Excerpted data START
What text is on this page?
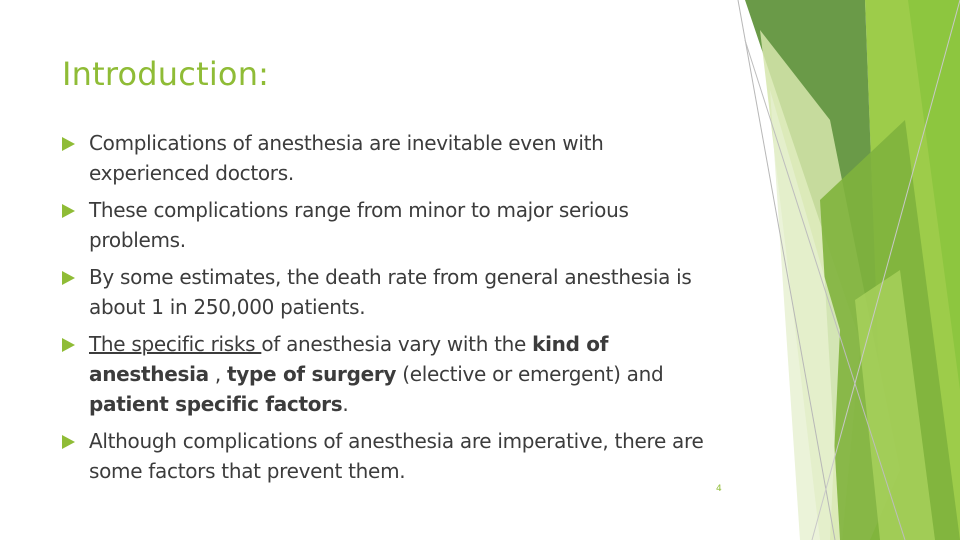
Introduction:
Complications of anesthesia are inevitable even with experienced doctors.
These complications range from minor to major serious problems.
By some estimates, the death rate from general anesthesia is about 1 in 250,000 patients.
The specific risks of anesthesia vary with the kind of anesthesia , type of surgery (elective or emergent) and patient specific factors.
Although complications of anesthesia are imperative, there are some factors that prevent them.
4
Excerpted data END
What this task involves - Please print the material exactly as given above, omitting the pictures.

Output below -
What text is on this page?
Introduction:
Complications of anesthesia are inevitable even with experienced doctors.
These complications range from minor to major serious problems.
By some estimates, the death rate from general anesthesia is about 1 in 250,000 patients.
The specific risks of anesthesia vary with the kind of anesthesia , type of surgery (elective or emergent) and patient specific factors.
Although complications of anesthesia are imperative, there are some factors that prevent them.
4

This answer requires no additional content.